▶ **Data extract**:
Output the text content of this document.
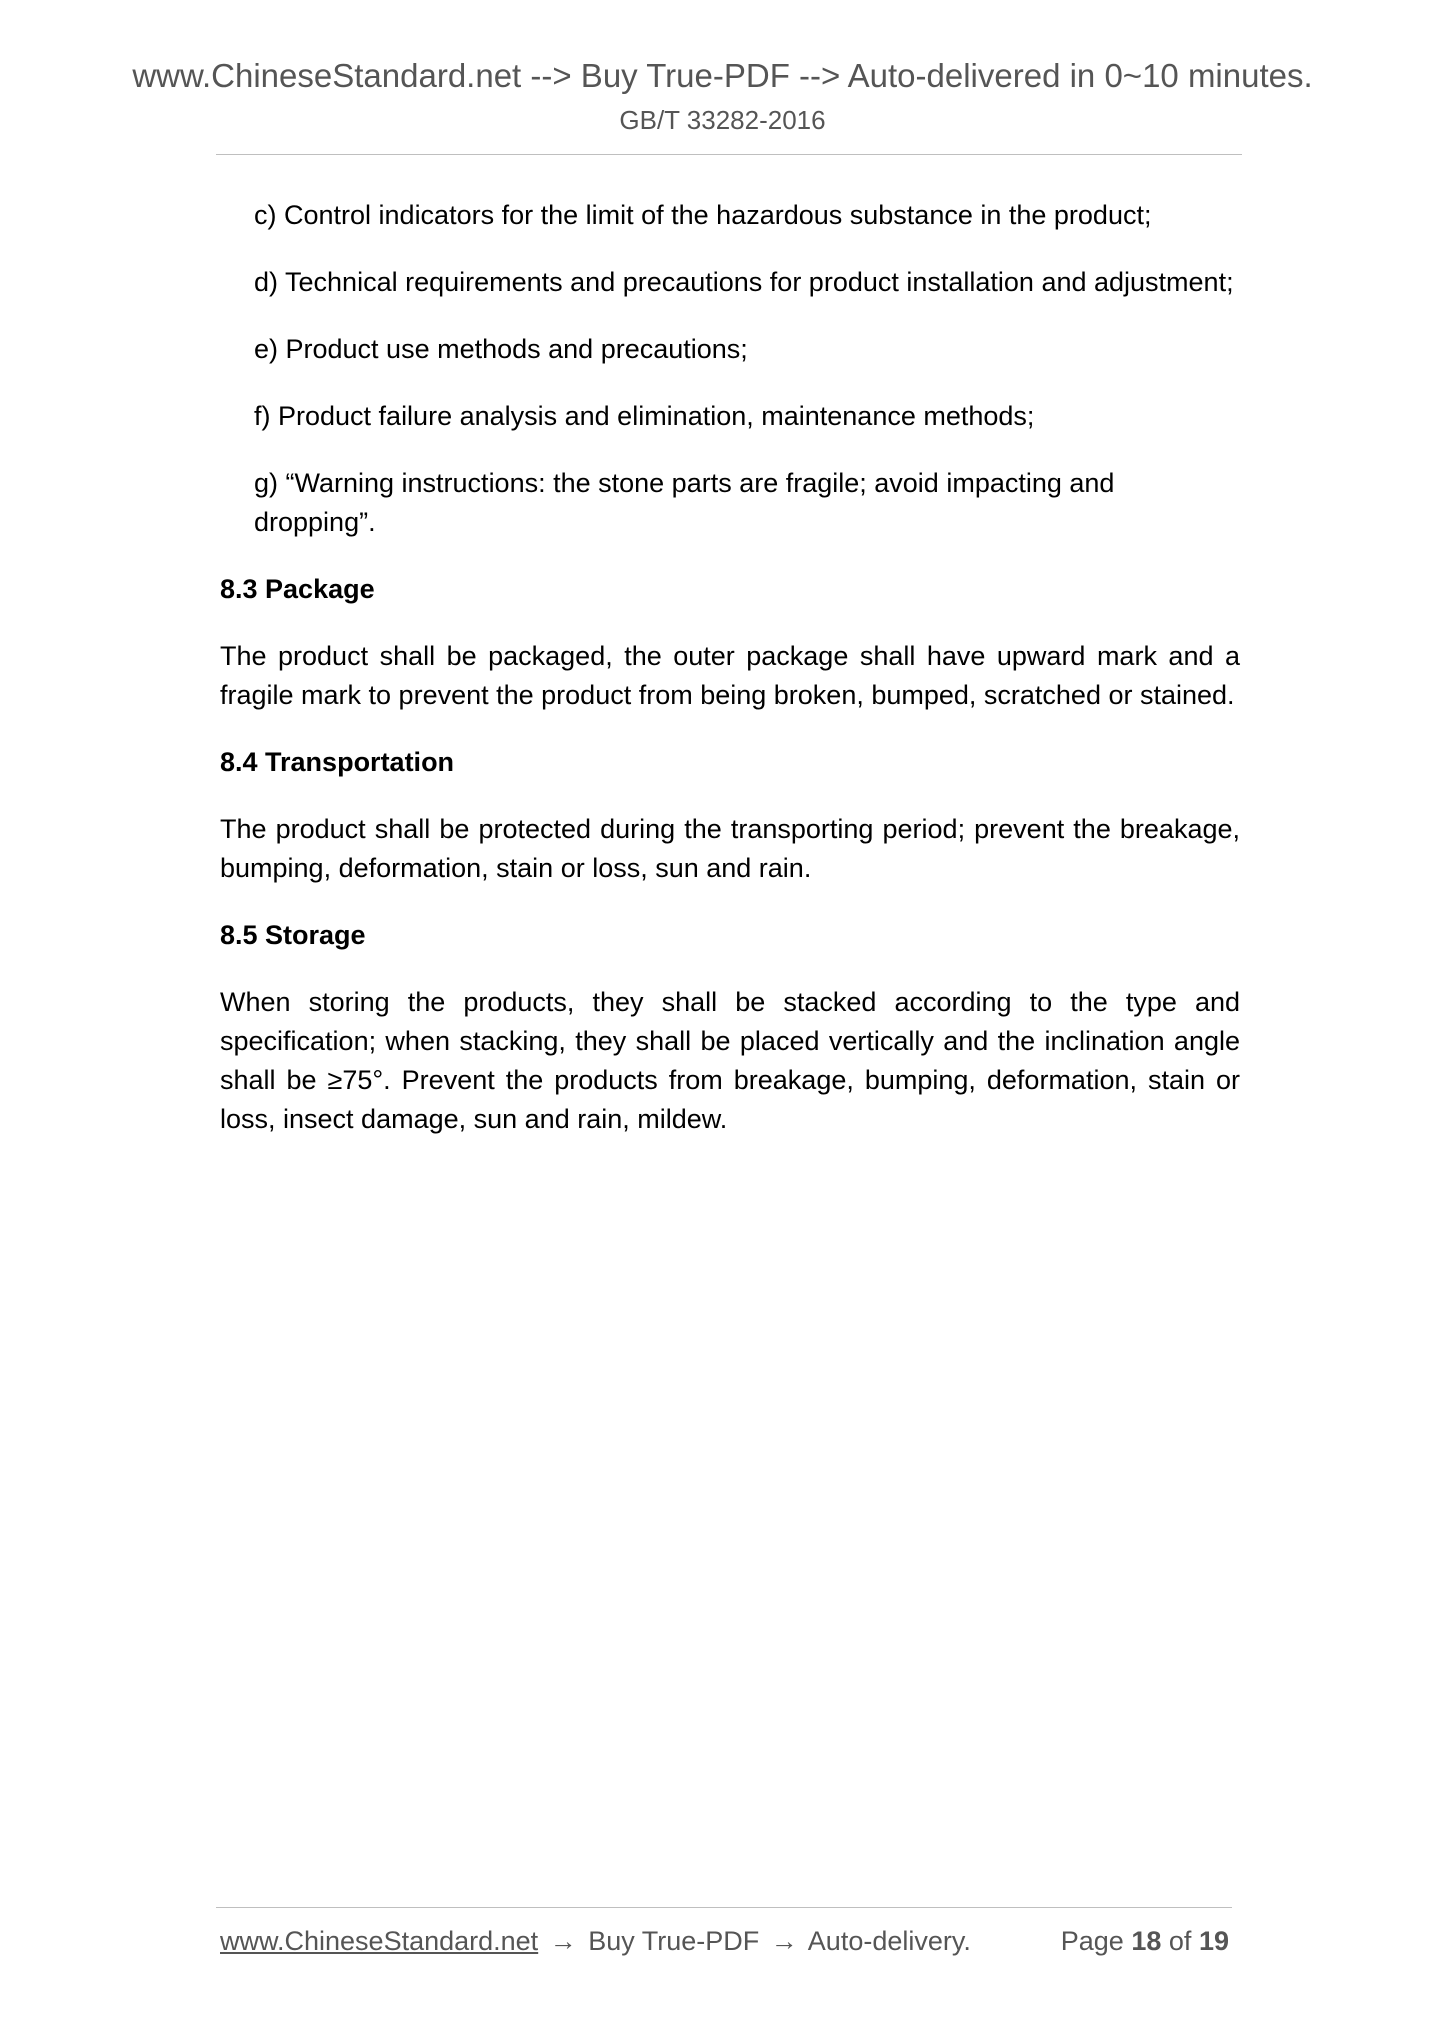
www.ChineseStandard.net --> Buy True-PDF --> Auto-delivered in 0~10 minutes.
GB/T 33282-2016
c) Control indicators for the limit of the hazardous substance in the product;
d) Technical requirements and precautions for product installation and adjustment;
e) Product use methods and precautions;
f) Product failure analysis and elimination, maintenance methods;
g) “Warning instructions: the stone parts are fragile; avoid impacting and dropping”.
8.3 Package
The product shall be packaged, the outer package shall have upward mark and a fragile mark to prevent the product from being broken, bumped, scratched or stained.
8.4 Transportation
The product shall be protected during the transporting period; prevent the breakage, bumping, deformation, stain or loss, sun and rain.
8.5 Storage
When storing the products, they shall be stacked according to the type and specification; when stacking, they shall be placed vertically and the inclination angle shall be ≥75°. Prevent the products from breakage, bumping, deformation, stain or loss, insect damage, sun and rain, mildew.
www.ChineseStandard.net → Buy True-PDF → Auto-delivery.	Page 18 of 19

▶ **Written instruction**: Provide the number of lines in the entries that include "True", and no other text.

▶ **Complete answer**: 2